══ Working data ══
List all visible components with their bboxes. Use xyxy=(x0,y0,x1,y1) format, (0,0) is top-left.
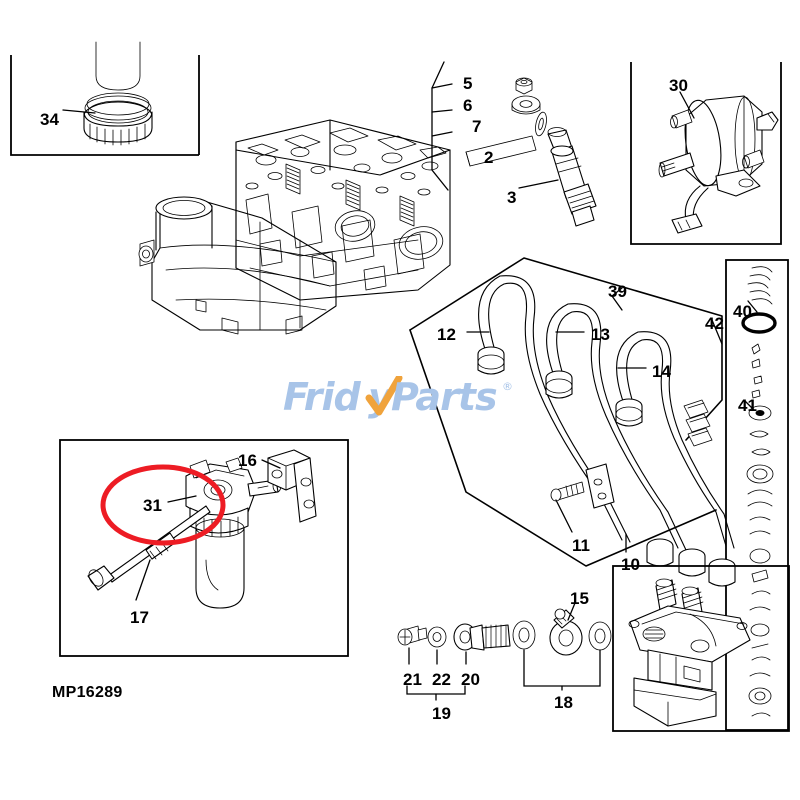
filter-mounting-bracket xyxy=(257,449,317,523)
callout-18: 18 xyxy=(554,693,573,712)
seal-kit-inset-box xyxy=(711,259,789,731)
callout-11: 11 xyxy=(572,536,590,555)
leak-off-line xyxy=(465,135,537,167)
injector-nut xyxy=(515,77,533,95)
intake-manifold-drawing xyxy=(138,196,337,335)
manifold-boss xyxy=(138,239,155,267)
fuel-filter-inset-box xyxy=(59,439,349,657)
callout-40: 40 xyxy=(733,302,752,321)
injector-washer xyxy=(511,95,541,115)
filter-canister-ghost xyxy=(95,41,141,91)
callout-19: 19 xyxy=(432,704,451,723)
callout-21: 21 xyxy=(403,670,422,689)
callout-17: 17 xyxy=(130,608,149,627)
callout-39: 39 xyxy=(608,282,627,301)
injector-seal-washer xyxy=(535,111,547,137)
seal-kit-parts xyxy=(741,266,777,717)
injection-pump-inset-box xyxy=(612,565,790,732)
callout-7: 7 xyxy=(472,117,482,136)
hardware-row xyxy=(397,602,612,701)
callout-31: 31 xyxy=(143,496,162,515)
callout-14: 14 xyxy=(652,362,671,381)
injection-line-2 xyxy=(545,303,687,551)
retaining-ring-drawing xyxy=(83,92,153,146)
sealing-washer-right xyxy=(588,621,612,651)
callout-41: 41 xyxy=(738,396,757,415)
retaining-ring-inset-box xyxy=(10,41,200,156)
banjo-bolt-fitting xyxy=(549,608,583,656)
injector-bore xyxy=(285,163,415,227)
callout-12: 12 xyxy=(437,325,456,344)
line-lower-fittings xyxy=(646,538,736,587)
electric-fuel-pump-inset-box xyxy=(630,62,782,245)
injection-pump-drawing xyxy=(628,578,751,727)
part-31-highlight-ellipse xyxy=(100,464,226,546)
bleed-screw xyxy=(397,625,428,646)
line-clamp-assembly xyxy=(550,463,627,553)
cylinder-head-drawing xyxy=(235,119,451,301)
callout-3: 3 xyxy=(507,188,517,207)
electric-fuel-pump-drawing xyxy=(658,95,779,234)
callout-20: 20 xyxy=(461,670,480,689)
injector-body xyxy=(547,127,597,227)
line-clip-stack xyxy=(683,399,713,447)
drawing-number: MP16289 xyxy=(52,684,123,701)
callout-13: 13 xyxy=(591,325,610,344)
callout-15: 15 xyxy=(570,589,589,608)
sealing-washer-left xyxy=(512,620,536,650)
callout-6: 6 xyxy=(463,96,473,115)
hollow-screw xyxy=(453,623,511,651)
callout-16: 16 xyxy=(238,451,257,470)
callout-42: 42 xyxy=(705,314,724,333)
callout-5: 5 xyxy=(463,74,473,93)
callout-22: 22 xyxy=(432,670,451,689)
callout-34: 34 xyxy=(40,110,59,129)
callout-10: 10 xyxy=(621,555,640,574)
callout-30: 30 xyxy=(669,76,688,95)
callout-2: 2 xyxy=(484,148,494,167)
fuel-injector-assembly xyxy=(431,61,597,227)
injection-line-1 xyxy=(477,275,631,543)
hardware-washer xyxy=(427,626,447,648)
injection-line-3 xyxy=(615,331,735,549)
═══
> [Given request] Copy out everything in the data from the line that contains "filter-mounting-bracket xyxy=(257,449,317,523)" down to the line that contains "manifold-boss xyxy=(138,239,155,267)", with both of those lines included. Keep each line word for word.

> [Answer to the task]
filter-mounting-bracket xyxy=(257,449,317,523)
callout-18: 18 xyxy=(554,693,573,712)
seal-kit-inset-box xyxy=(711,259,789,731)
callout-11: 11 xyxy=(572,536,590,555)
leak-off-line xyxy=(465,135,537,167)
injector-nut xyxy=(515,77,533,95)
intake-manifold-drawing xyxy=(138,196,337,335)
manifold-boss xyxy=(138,239,155,267)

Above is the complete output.